**JOB**
Reproduce all of the data below without alteration; exclude every picture.

**MATERIAL FOR THIS EXERCISE**
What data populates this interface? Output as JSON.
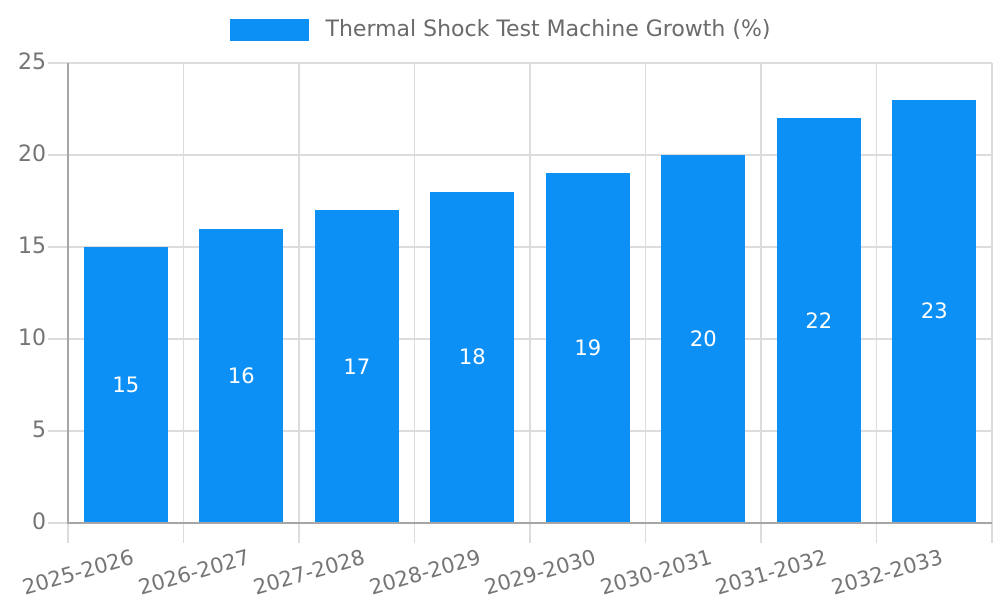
{
  "chart_data": {
    "type": "bar",
    "title": "Thermal Shock Test Machine Growth (%)",
    "categories": [
      "2025-2026",
      "2026-2027",
      "2027-2028",
      "2028-2029",
      "2029-2030",
      "2030-2031",
      "2031-2032",
      "2032-2033"
    ],
    "values": [
      15,
      16,
      17,
      18,
      19,
      20,
      22,
      23
    ],
    "xlabel": "",
    "ylabel": "",
    "ylim": [
      0,
      25
    ],
    "yticks": [
      0,
      5,
      10,
      15,
      20,
      25
    ],
    "grid": true,
    "legend_position": "top-center",
    "bar_label_position": "inside-center",
    "x_tick_rotation_deg": -16,
    "style": {
      "bar_color": "#0d90f5",
      "grid_color": "#dcdcdc",
      "axis_color": "#a6a6a6",
      "tick_label_color": "#757575",
      "legend_text_color": "#6b6b6b",
      "bar_label_color": "#ffffff",
      "background": "#ffffff"
    }
  }
}
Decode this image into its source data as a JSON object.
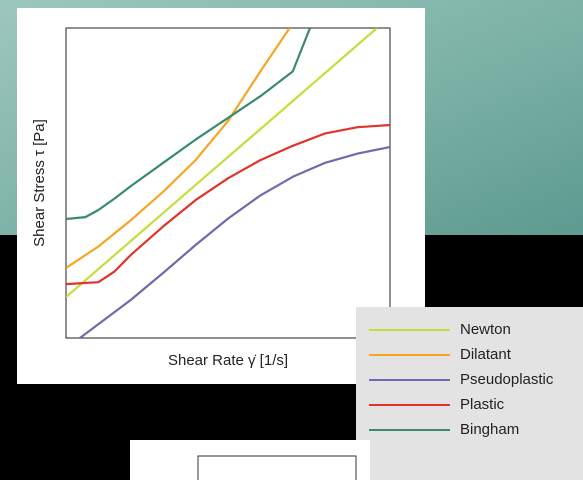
{
  "chart_data": {
    "type": "line",
    "xlabel": "Shear Rate γ̇ [1/s]",
    "ylabel": "Shear Stress τ [Pa]",
    "xlim": [
      0,
      10
    ],
    "ylim": [
      0,
      10
    ],
    "series": [
      {
        "name": "Newton",
        "color": "#c8dc3c",
        "x": [
          0,
          2,
          4,
          6,
          8,
          9.6
        ],
        "values": [
          1.32,
          3.13,
          4.94,
          6.74,
          8.55,
          10
        ]
      },
      {
        "name": "Dilatant",
        "color": "#f5a623",
        "x": [
          0,
          1,
          2,
          3,
          4,
          5,
          6,
          6.9
        ],
        "values": [
          2.26,
          2.95,
          3.8,
          4.72,
          5.74,
          7.0,
          8.6,
          10
        ]
      },
      {
        "name": "Pseudoplastic",
        "color": "#7467ad",
        "x": [
          0.43,
          2,
          3,
          4,
          5,
          6,
          7,
          8,
          9,
          10
        ],
        "values": [
          0,
          1.23,
          2.1,
          3.0,
          3.85,
          4.6,
          5.2,
          5.65,
          5.95,
          6.16
        ]
      },
      {
        "name": "Plastic",
        "color": "#e0342a",
        "x": [
          0,
          1,
          1.5,
          2,
          3,
          4,
          5,
          6,
          7,
          8,
          9,
          10
        ],
        "values": [
          1.74,
          1.8,
          2.15,
          2.68,
          3.6,
          4.45,
          5.15,
          5.74,
          6.2,
          6.6,
          6.8,
          6.87
        ]
      },
      {
        "name": "Bingham",
        "color": "#3a8a70",
        "x": [
          0,
          0.6,
          1,
          1.5,
          2,
          3,
          4,
          5,
          6,
          7,
          7.53
        ],
        "values": [
          3.84,
          3.9,
          4.13,
          4.5,
          4.9,
          5.65,
          6.4,
          7.1,
          7.8,
          8.6,
          10
        ]
      }
    ]
  }
}
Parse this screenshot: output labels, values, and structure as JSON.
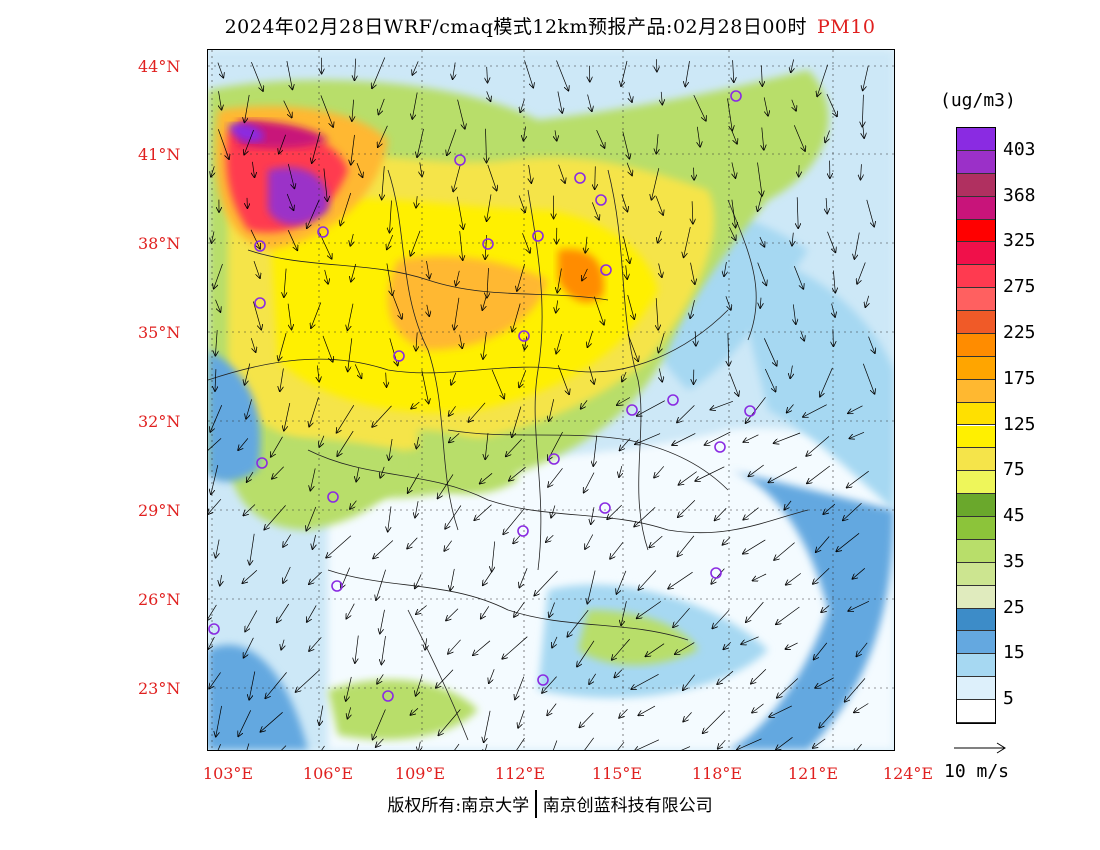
{
  "title": {
    "main": "2024年02月28日WRF/cmaq模式12km预报产品:02月28日00时",
    "variable": "PM10",
    "variable_color": "#e0201f"
  },
  "map": {
    "lat_labels": [
      "44°N",
      "41°N",
      "38°N",
      "35°N",
      "32°N",
      "29°N",
      "26°N",
      "23°N"
    ],
    "lon_labels": [
      "103°E",
      "106°E",
      "109°E",
      "112°E",
      "115°E",
      "118°E",
      "121°E",
      "124°E"
    ],
    "label_color": "#e0201f",
    "stations_marker": "circle",
    "station_color": "#8a2be2",
    "station_count": 26
  },
  "colorbar": {
    "unit": "(ug/m3)",
    "levels": [
      {
        "label": "403",
        "color": "#8a2be2"
      },
      {
        "label": "",
        "color": "#9b30c8"
      },
      {
        "label": "368",
        "color": "#b03060"
      },
      {
        "label": "",
        "color": "#c8147a"
      },
      {
        "label": "325",
        "color": "#ff0000"
      },
      {
        "label": "",
        "color": "#f0104a"
      },
      {
        "label": "275",
        "color": "#ff3a50"
      },
      {
        "label": "",
        "color": "#ff6060"
      },
      {
        "label": "225",
        "color": "#f05a28"
      },
      {
        "label": "",
        "color": "#ff8c00"
      },
      {
        "label": "175",
        "color": "#ffa500"
      },
      {
        "label": "",
        "color": "#ffb830"
      },
      {
        "label": "125",
        "color": "#ffe000"
      },
      {
        "label": "",
        "color": "#fff000"
      },
      {
        "label": "75",
        "color": "#f5e44a"
      },
      {
        "label": "",
        "color": "#eef65a"
      },
      {
        "label": "45",
        "color": "#6aa82c"
      },
      {
        "label": "",
        "color": "#8cc43a"
      },
      {
        "label": "35",
        "color": "#b8de6a"
      },
      {
        "label": "",
        "color": "#cce590"
      },
      {
        "label": "25",
        "color": "#e0ebbe"
      },
      {
        "label": "",
        "color": "#3d8cc8"
      },
      {
        "label": "15",
        "color": "#64a8e0"
      },
      {
        "label": "",
        "color": "#a6d8f2"
      },
      {
        "label": "5",
        "color": "#ddf0fb"
      },
      {
        "label": "",
        "color": "#ffffff"
      }
    ]
  },
  "wind_reference": {
    "label": "10 m/s"
  },
  "footer": {
    "left": "版权所有:南京大学",
    "right": "南京创蓝科技有限公司"
  }
}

**RESPONSE FOR THIS EXERCISE**
What data populates this interface? Output as JSON.
{
  "chart_data": {
    "type": "bar",
    "title": "Thermal Shock Test Machine Growth (%)",
    "categories": [
      "2025-2026",
      "2026-2027",
      "2027-2028",
      "2028-2029",
      "2029-2030",
      "2030-2031",
      "2031-2032",
      "2032-2033"
    ],
    "values": [
      15,
      16,
      17,
      18,
      19,
      20,
      22,
      23
    ],
    "xlabel": "",
    "ylabel": "",
    "ylim": [
      0,
      25
    ],
    "yticks": [
      0,
      5,
      10,
      15,
      20,
      25
    ],
    "grid": true,
    "legend_position": "top-center",
    "bar_label_position": "inside-center",
    "x_tick_rotation_deg": -16,
    "style": {
      "bar_color": "#0d90f5",
      "grid_color": "#dcdcdc",
      "axis_color": "#a6a6a6",
      "tick_label_color": "#757575",
      "legend_text_color": "#6b6b6b",
      "bar_label_color": "#ffffff",
      "background": "#ffffff"
    }
  }
}
Decode this image into its source data as a JSON object.
{
  "chart_data": {
    "type": "line",
    "xlabel": "Shear Rate γ̇ [1/s]",
    "ylabel": "Shear Stress τ [Pa]",
    "xlim": [
      0,
      10
    ],
    "ylim": [
      0,
      10
    ],
    "series": [
      {
        "name": "Newton",
        "color": "#c8dc3c",
        "x": [
          0,
          2,
          4,
          6,
          8,
          9.6
        ],
        "values": [
          1.32,
          3.13,
          4.94,
          6.74,
          8.55,
          10
        ]
      },
      {
        "name": "Dilatant",
        "color": "#f5a623",
        "x": [
          0,
          1,
          2,
          3,
          4,
          5,
          6,
          6.9
        ],
        "values": [
          2.26,
          2.95,
          3.8,
          4.72,
          5.74,
          7.0,
          8.6,
          10
        ]
      },
      {
        "name": "Pseudoplastic",
        "color": "#7467ad",
        "x": [
          0.43,
          2,
          3,
          4,
          5,
          6,
          7,
          8,
          9,
          10
        ],
        "values": [
          0,
          1.23,
          2.1,
          3.0,
          3.85,
          4.6,
          5.2,
          5.65,
          5.95,
          6.16
        ]
      },
      {
        "name": "Plastic",
        "color": "#e0342a",
        "x": [
          0,
          1,
          1.5,
          2,
          3,
          4,
          5,
          6,
          7,
          8,
          9,
          10
        ],
        "values": [
          1.74,
          1.8,
          2.15,
          2.68,
          3.6,
          4.45,
          5.15,
          5.74,
          6.2,
          6.6,
          6.8,
          6.87
        ]
      },
      {
        "name": "Bingham",
        "color": "#3a8a70",
        "x": [
          0,
          0.6,
          1,
          1.5,
          2,
          3,
          4,
          5,
          6,
          7,
          7.53
        ],
        "values": [
          3.84,
          3.9,
          4.13,
          4.5,
          4.9,
          5.65,
          6.4,
          7.1,
          7.8,
          8.6,
          10
        ]
      }
    ]
  }
}
Parse this screenshot: output labels, values, and structure as JSON.
{
  "title": {
    "main": "2024年02月28日WRF/cmaq模式12km预报产品:02月28日00时",
    "variable": "PM10",
    "variable_color": "#e0201f"
  },
  "map": {
    "lat_labels": [
      "44°N",
      "41°N",
      "38°N",
      "35°N",
      "32°N",
      "29°N",
      "26°N",
      "23°N"
    ],
    "lon_labels": [
      "103°E",
      "106°E",
      "109°E",
      "112°E",
      "115°E",
      "118°E",
      "121°E",
      "124°E"
    ],
    "label_color": "#e0201f",
    "stations_marker": "circle",
    "station_color": "#8a2be2",
    "station_count": 26
  },
  "colorbar": {
    "unit": "(ug/m3)",
    "levels": [
      {
        "label": "403",
        "color": "#8a2be2"
      },
      {
        "label": "",
        "color": "#9b30c8"
      },
      {
        "label": "368",
        "color": "#b03060"
      },
      {
        "label": "",
        "color": "#c8147a"
      },
      {
        "label": "325",
        "color": "#ff0000"
      },
      {
        "label": "",
        "color": "#f0104a"
      },
      {
        "label": "275",
        "color": "#ff3a50"
      },
      {
        "label": "",
        "color": "#ff6060"
      },
      {
        "label": "225",
        "color": "#f05a28"
      },
      {
        "label": "",
        "color": "#ff8c00"
      },
      {
        "label": "175",
        "color": "#ffa500"
      },
      {
        "label": "",
        "color": "#ffb830"
      },
      {
        "label": "125",
        "color": "#ffe000"
      },
      {
        "label": "",
        "color": "#fff000"
      },
      {
        "label": "75",
        "color": "#f5e44a"
      },
      {
        "label": "",
        "color": "#eef65a"
      },
      {
        "label": "45",
        "color": "#6aa82c"
      },
      {
        "label": "",
        "color": "#8cc43a"
      },
      {
        "label": "35",
        "color": "#b8de6a"
      },
      {
        "label": "",
        "color": "#cce590"
      },
      {
        "label": "25",
        "color": "#e0ebbe"
      },
      {
        "label": "",
        "color": "#3d8cc8"
      },
      {
        "label": "15",
        "color": "#64a8e0"
      },
      {
        "label": "",
        "color": "#a6d8f2"
      },
      {
        "label": "5",
        "color": "#ddf0fb"
      },
      {
        "label": "",
        "color": "#ffffff"
      }
    ]
  },
  "wind_reference": {
    "label": "10 m/s"
  },
  "footer": {
    "left": "版权所有:南京大学",
    "right": "南京创蓝科技有限公司"
  }
}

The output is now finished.